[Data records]
=====

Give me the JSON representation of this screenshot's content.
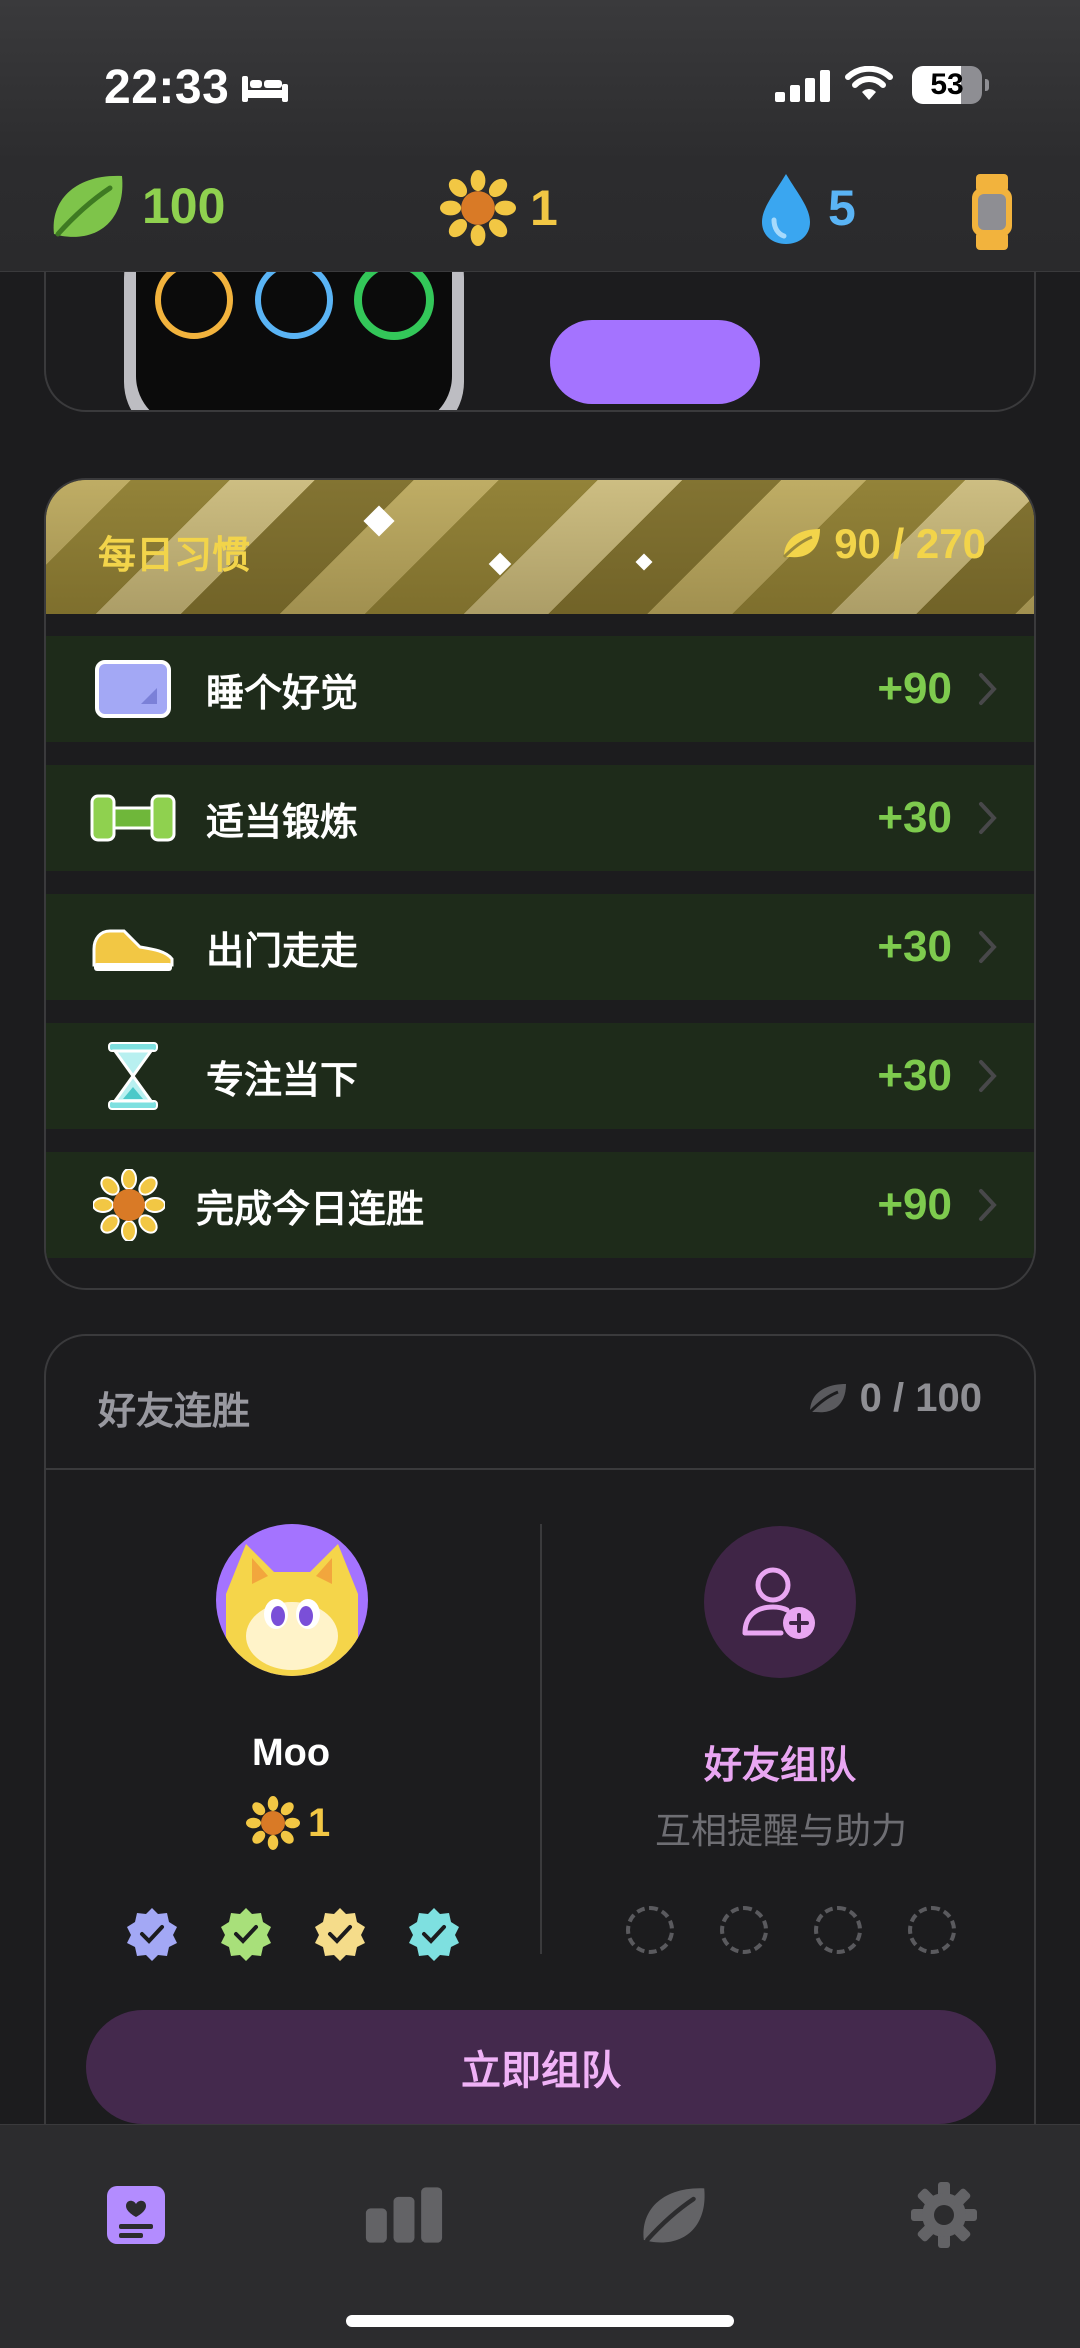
{
  "status_bar": {
    "time": "22:33",
    "battery": "53"
  },
  "header_stats": {
    "leaves": "100",
    "suns": "1",
    "drops": "5",
    "colors": {
      "leaves": "#8fd14f",
      "suns": "#f2c744",
      "drops": "#5ab4f5"
    }
  },
  "daily_habits": {
    "title": "每日习惯",
    "progress": "90 / 270",
    "items": [
      {
        "label": "睡个好觉",
        "points": "+90",
        "icon": "pillow-icon"
      },
      {
        "label": "适当锻炼",
        "points": "+30",
        "icon": "dumbbell-icon"
      },
      {
        "label": "出门走走",
        "points": "+30",
        "icon": "sneaker-icon"
      },
      {
        "label": "专注当下",
        "points": "+30",
        "icon": "hourglass-icon"
      },
      {
        "label": "完成今日连胜",
        "points": "+90",
        "icon": "sunflower-icon"
      }
    ]
  },
  "friend_streak": {
    "title": "好友连胜",
    "progress": "0 / 100",
    "friend": {
      "name": "Moo",
      "streak": "1"
    },
    "invite": {
      "title": "好友组队",
      "subtitle": "互相提醒与助力"
    },
    "team_button": "立即组队"
  },
  "tab_bar": {
    "tabs": [
      "journal-icon",
      "stats-icon",
      "leaf-icon",
      "settings-icon"
    ]
  }
}
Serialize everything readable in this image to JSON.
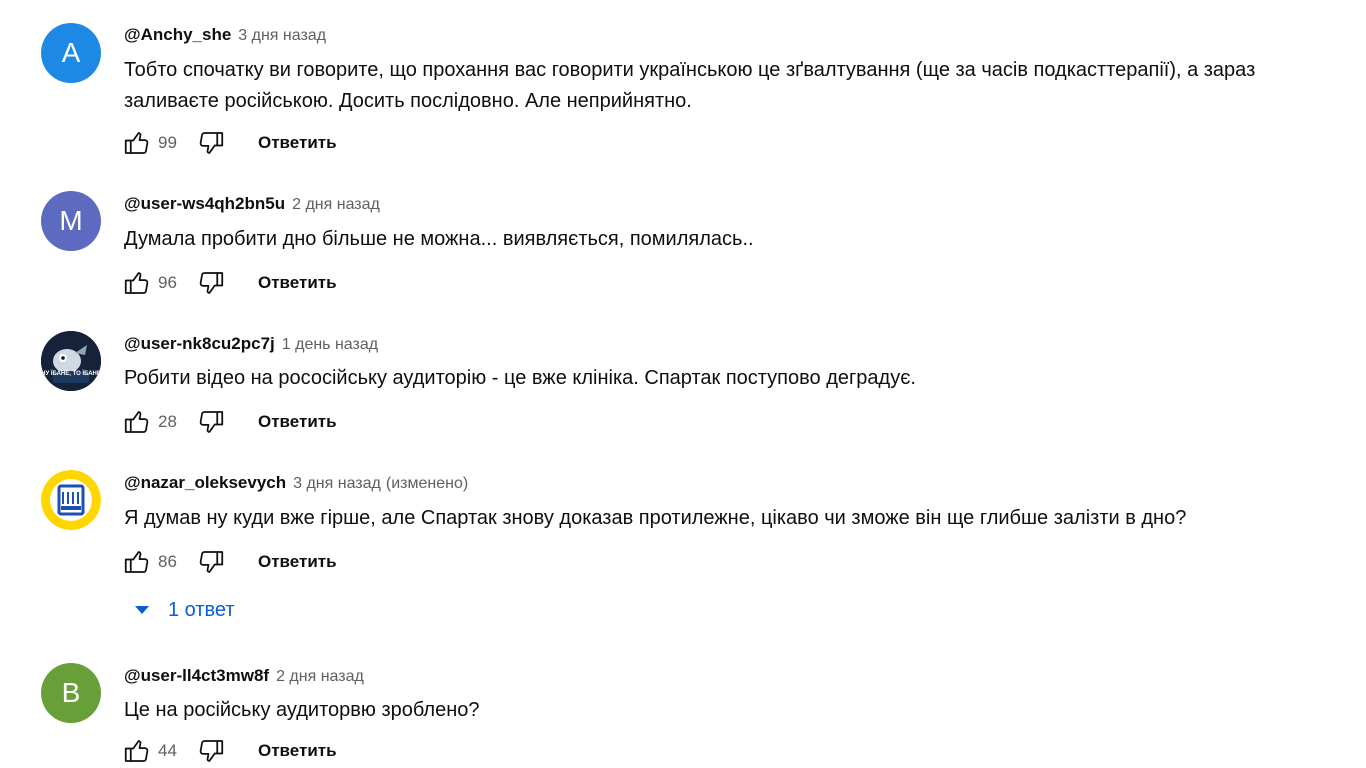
{
  "comments": [
    {
      "author": "@Anchy_she",
      "time": "3 дня назад",
      "edited": "",
      "avatar_letter": "A",
      "avatar_color": "#1e88e5",
      "text": "Тобто спочатку ви говорите, що прохання вас говорити українською це зґвалтування (ще за часів подкасттерапії), а зараз заливаєте російською. Досить послідовно. Але неприйнятно.",
      "likes": "99",
      "reply_label": "Ответить"
    },
    {
      "author": "@user-ws4qh2bn5u",
      "time": "2 дня назад",
      "edited": "",
      "avatar_letter": "M",
      "avatar_color": "#5c6bc0",
      "text": "Думала пробити дно більше не можна... виявляється, помилялась..",
      "likes": "96",
      "reply_label": "Ответить"
    },
    {
      "author": "@user-nk8cu2pc7j",
      "time": "1 день назад",
      "edited": "",
      "avatar_caption": "ну їбане, то їбане",
      "text": "Робити відео на рососійську аудиторію - це вже клініка. Спартак поступово деградує.",
      "likes": "28",
      "reply_label": "Ответить"
    },
    {
      "author": "@nazar_oleksevych",
      "time": "3 дня назад",
      "edited": "(изменено)",
      "text": "Я думав ну куди вже гірше, але Спартак знову доказав протилежне, цікаво чи зможе він ще глибше залізти в дно?",
      "likes": "86",
      "reply_label": "Ответить",
      "replies_label": "1 ответ"
    },
    {
      "author": "@user-ll4ct3mw8f",
      "time": "2 дня назад",
      "edited": "",
      "avatar_letter": "B",
      "avatar_color": "#689f38",
      "text": "Це на російську аудиторвю зроблено?",
      "likes": "44",
      "reply_label": "Ответить"
    }
  ],
  "icons": {
    "like": "thumb-up-icon",
    "dislike": "thumb-down-icon",
    "expand": "caret-down-icon"
  }
}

=====

In the data above, tally the lines holding "Спартак" and answer with the figure only.

2